**Problem details:**
Extract, from the listing that follows, each line containing the word "JSON".

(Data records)
◆ ◆ ◆

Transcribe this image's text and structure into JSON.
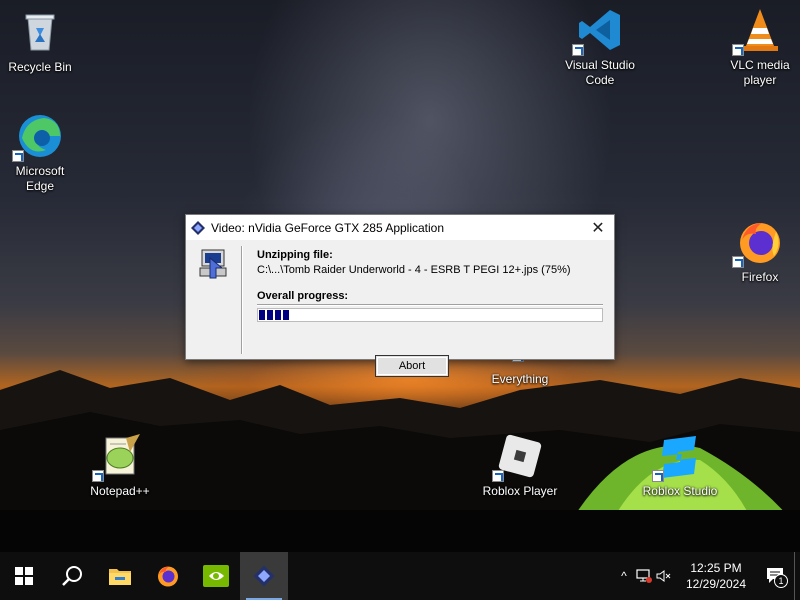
{
  "desktop": {
    "icons": [
      {
        "label": "Recycle Bin",
        "icon": "recycle-bin-icon"
      },
      {
        "label": "Microsoft Edge",
        "icon": "edge-icon"
      },
      {
        "label": "Visual Studio Code",
        "icon": "vscode-icon"
      },
      {
        "label": "VLC media player",
        "icon": "vlc-icon"
      },
      {
        "label": "Firefox",
        "icon": "firefox-icon"
      },
      {
        "label": "Everything",
        "icon": "everything-icon"
      },
      {
        "label": "Notepad++",
        "icon": "notepadpp-icon"
      },
      {
        "label": "Roblox Player",
        "icon": "roblox-player-icon"
      },
      {
        "label": "Roblox Studio",
        "icon": "roblox-studio-icon"
      }
    ]
  },
  "dialog": {
    "title": "Video: nVidia GeForce GTX 285 Application",
    "unzipping_label": "Unzipping file:",
    "file_path": "C:\\...\\Tomb Raider Underworld - 4 - ESRB T PEGI 12+.jps (75%)",
    "overall_label": "Overall progress:",
    "overall_progress": 0.1,
    "abort_label": "Abort",
    "close_glyph": "✕"
  },
  "taskbar": {
    "items": [
      {
        "name": "start-button",
        "icon": "windows-logo-icon"
      },
      {
        "name": "search-button",
        "icon": "search-icon"
      },
      {
        "name": "file-explorer",
        "icon": "folder-icon"
      },
      {
        "name": "firefox",
        "icon": "firefox-icon"
      },
      {
        "name": "nvidia",
        "icon": "nvidia-icon"
      },
      {
        "name": "installer-app",
        "icon": "installer-icon",
        "active": true
      }
    ],
    "time": "12:25 PM",
    "date": "12/29/2024",
    "notification_count": "1",
    "tray_chevron": "^"
  },
  "colors": {
    "progress_fill": "#000080",
    "taskbar_bg": "#0e0e0e",
    "dialog_bg": "#f0f0f0"
  }
}
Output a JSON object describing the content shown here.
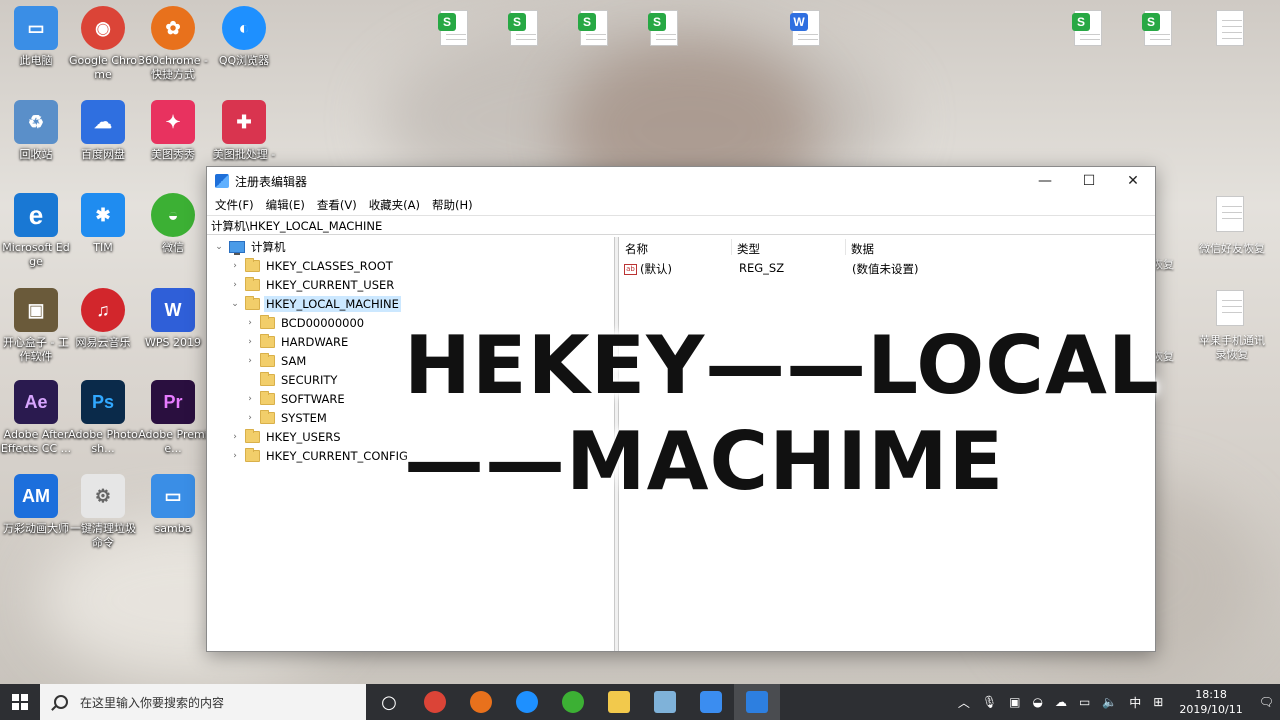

◆ ◆ ◆

**Result of this task:**
Transcribe this image's text and structure into JSON.
Output a JSON object describing the content shown here.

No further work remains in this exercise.